(To be done)
Report all lines holding "QUALITY".

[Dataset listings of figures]
....................

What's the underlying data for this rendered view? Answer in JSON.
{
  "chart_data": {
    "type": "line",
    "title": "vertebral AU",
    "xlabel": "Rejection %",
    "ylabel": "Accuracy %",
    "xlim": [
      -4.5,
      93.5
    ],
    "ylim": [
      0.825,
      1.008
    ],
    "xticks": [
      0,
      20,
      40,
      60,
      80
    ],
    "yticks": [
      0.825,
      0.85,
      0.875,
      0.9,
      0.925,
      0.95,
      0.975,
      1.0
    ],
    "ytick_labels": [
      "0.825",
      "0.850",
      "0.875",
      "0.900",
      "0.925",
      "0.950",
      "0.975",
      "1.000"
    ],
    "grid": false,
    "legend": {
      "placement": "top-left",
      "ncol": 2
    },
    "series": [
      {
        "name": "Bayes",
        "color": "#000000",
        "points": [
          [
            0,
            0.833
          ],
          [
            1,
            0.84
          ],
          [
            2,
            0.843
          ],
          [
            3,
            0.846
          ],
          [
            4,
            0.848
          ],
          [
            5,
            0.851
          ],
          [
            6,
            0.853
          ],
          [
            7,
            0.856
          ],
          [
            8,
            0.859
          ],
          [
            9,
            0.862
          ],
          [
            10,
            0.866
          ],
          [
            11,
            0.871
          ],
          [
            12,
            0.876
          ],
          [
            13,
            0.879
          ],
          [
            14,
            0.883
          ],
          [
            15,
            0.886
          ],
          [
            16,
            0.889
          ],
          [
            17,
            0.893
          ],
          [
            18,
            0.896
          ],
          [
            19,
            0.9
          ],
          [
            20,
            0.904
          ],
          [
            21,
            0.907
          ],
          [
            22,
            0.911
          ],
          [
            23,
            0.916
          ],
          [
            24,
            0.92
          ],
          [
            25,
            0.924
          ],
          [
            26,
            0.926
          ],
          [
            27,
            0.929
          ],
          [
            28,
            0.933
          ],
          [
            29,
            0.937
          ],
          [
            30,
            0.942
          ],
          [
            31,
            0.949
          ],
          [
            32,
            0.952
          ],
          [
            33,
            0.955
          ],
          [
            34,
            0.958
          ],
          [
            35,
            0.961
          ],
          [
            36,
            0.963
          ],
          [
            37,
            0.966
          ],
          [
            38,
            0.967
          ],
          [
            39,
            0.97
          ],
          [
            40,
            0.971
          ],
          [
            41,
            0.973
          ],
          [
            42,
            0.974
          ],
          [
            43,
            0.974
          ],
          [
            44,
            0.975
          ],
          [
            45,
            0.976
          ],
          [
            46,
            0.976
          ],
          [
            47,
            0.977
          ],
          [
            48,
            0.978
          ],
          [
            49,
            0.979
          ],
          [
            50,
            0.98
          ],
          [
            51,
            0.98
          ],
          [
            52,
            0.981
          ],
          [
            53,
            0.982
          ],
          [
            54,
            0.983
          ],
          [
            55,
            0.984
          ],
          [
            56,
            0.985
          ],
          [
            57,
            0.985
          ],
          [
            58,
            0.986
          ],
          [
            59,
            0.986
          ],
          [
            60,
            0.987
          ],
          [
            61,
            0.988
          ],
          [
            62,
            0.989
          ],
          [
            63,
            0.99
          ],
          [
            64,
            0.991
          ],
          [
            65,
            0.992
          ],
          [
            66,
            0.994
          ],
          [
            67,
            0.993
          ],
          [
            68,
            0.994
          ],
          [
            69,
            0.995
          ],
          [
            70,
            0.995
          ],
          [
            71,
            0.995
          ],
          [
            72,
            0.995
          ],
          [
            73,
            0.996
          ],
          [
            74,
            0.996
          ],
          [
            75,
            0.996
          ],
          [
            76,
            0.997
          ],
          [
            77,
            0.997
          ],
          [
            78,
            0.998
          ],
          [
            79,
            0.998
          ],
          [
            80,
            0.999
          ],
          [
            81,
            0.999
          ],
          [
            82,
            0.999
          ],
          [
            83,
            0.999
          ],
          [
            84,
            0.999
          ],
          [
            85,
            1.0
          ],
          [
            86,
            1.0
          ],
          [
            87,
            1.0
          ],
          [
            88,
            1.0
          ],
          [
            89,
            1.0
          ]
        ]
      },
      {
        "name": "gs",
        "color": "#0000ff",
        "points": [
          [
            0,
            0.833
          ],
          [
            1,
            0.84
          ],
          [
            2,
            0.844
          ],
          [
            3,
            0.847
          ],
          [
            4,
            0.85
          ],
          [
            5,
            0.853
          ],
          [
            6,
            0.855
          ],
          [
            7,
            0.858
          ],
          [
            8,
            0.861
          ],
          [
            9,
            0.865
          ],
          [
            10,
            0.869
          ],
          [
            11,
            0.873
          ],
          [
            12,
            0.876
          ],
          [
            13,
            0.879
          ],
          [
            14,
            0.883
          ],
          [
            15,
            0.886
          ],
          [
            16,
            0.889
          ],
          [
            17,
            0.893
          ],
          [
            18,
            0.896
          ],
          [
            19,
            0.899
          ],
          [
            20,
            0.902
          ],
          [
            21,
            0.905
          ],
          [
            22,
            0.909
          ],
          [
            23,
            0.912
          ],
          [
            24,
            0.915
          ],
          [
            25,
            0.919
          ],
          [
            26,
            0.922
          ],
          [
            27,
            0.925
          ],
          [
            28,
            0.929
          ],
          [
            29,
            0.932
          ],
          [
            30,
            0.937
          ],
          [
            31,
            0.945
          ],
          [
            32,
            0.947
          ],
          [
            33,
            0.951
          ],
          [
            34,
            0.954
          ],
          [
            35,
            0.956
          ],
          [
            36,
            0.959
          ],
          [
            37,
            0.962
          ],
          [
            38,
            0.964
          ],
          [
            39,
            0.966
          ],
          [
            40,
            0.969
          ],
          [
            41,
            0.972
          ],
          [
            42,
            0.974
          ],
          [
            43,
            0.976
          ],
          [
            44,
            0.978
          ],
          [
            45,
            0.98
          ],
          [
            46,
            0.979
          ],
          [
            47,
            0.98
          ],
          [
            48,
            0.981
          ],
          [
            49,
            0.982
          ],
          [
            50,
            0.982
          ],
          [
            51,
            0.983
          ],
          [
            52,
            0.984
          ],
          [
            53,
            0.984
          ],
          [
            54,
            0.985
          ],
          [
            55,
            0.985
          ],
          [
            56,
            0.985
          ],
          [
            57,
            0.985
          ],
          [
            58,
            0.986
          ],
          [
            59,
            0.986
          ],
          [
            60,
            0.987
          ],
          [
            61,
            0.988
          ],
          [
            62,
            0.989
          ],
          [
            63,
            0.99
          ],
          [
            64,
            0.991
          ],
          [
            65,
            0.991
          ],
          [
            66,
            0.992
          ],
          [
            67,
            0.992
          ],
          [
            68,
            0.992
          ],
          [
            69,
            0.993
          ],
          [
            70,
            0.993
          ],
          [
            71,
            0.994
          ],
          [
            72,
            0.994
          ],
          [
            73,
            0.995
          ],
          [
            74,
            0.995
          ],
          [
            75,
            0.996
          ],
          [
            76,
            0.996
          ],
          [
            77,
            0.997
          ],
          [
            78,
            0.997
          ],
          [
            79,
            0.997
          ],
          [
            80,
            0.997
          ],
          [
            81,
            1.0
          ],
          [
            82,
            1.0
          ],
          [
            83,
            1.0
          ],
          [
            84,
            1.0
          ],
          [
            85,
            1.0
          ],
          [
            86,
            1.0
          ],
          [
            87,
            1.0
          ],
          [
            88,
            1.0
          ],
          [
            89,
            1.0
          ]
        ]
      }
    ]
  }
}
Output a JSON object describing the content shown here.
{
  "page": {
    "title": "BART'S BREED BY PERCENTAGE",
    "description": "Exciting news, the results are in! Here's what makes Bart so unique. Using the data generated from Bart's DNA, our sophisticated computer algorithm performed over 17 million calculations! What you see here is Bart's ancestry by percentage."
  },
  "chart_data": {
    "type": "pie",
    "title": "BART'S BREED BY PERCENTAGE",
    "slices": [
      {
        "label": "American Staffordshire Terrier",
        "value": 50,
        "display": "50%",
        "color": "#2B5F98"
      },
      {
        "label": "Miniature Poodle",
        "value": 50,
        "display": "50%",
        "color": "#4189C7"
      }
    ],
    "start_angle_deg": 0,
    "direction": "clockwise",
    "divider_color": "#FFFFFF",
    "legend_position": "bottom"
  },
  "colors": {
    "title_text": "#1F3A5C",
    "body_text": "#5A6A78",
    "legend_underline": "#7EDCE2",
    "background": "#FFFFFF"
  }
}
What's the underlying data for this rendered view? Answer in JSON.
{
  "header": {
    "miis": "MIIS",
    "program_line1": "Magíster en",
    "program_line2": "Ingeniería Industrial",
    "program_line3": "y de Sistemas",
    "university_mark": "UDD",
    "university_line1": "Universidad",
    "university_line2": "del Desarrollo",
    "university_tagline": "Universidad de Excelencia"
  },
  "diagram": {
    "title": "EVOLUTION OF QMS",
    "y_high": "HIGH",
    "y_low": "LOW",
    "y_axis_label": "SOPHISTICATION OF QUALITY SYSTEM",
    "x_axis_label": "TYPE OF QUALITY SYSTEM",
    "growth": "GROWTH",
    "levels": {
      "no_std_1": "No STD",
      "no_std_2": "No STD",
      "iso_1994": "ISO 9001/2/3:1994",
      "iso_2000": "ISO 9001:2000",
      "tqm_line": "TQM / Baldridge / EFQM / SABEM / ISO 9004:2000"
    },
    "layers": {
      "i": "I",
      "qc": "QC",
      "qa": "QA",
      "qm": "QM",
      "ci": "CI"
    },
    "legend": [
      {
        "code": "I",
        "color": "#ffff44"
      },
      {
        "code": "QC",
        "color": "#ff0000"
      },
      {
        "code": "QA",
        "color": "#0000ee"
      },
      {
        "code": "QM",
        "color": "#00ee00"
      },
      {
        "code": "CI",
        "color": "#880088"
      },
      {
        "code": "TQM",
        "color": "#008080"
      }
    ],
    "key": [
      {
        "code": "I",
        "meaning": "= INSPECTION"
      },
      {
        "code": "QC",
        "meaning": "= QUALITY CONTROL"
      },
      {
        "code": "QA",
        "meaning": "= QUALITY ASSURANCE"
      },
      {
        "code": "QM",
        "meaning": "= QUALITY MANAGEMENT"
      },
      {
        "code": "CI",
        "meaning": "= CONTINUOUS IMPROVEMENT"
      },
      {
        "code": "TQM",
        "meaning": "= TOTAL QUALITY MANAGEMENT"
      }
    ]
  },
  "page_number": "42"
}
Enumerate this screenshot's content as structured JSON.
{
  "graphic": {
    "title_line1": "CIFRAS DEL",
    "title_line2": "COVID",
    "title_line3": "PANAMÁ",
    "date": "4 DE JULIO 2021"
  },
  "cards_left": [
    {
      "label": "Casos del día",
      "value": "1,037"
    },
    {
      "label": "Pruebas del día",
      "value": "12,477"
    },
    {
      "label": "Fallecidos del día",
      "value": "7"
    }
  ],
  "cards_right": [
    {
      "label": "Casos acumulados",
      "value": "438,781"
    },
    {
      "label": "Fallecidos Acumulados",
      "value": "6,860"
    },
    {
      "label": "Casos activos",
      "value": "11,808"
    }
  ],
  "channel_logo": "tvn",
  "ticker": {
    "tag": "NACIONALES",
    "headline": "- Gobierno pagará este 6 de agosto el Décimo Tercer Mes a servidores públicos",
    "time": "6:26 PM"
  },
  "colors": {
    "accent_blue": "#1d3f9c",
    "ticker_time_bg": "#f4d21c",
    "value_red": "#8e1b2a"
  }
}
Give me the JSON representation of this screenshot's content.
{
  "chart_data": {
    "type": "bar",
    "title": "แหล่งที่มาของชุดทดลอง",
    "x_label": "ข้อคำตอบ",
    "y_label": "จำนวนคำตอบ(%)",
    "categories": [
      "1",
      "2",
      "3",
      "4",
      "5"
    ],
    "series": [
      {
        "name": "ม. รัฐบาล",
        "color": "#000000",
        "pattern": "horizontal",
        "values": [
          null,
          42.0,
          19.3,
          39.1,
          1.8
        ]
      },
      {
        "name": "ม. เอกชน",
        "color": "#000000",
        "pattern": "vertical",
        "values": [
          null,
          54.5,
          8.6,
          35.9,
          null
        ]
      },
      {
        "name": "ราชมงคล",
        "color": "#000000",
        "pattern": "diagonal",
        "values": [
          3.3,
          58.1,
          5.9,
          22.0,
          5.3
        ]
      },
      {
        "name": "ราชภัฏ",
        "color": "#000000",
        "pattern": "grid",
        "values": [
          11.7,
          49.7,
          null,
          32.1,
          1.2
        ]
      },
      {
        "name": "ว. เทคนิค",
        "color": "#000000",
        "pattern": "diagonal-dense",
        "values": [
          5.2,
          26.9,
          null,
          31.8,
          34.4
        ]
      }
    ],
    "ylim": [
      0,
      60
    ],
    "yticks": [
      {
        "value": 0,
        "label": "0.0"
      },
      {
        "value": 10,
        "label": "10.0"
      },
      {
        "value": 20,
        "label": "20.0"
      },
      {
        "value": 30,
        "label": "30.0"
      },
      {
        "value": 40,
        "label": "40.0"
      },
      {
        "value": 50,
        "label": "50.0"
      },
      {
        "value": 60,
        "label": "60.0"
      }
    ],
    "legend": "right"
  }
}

....................

(The response)
    "y_axis_label": "SOPHISTICATION OF QUALITY SYSTEM",
    "x_axis_label": "TYPE OF QUALITY SYSTEM",
        "meaning": "= QUALITY CONTROL"
        "meaning": "= QUALITY ASSURANCE"
        "meaning": "= QUALITY MANAGEMENT"
        "meaning": "= TOTAL QUALITY MANAGEMENT"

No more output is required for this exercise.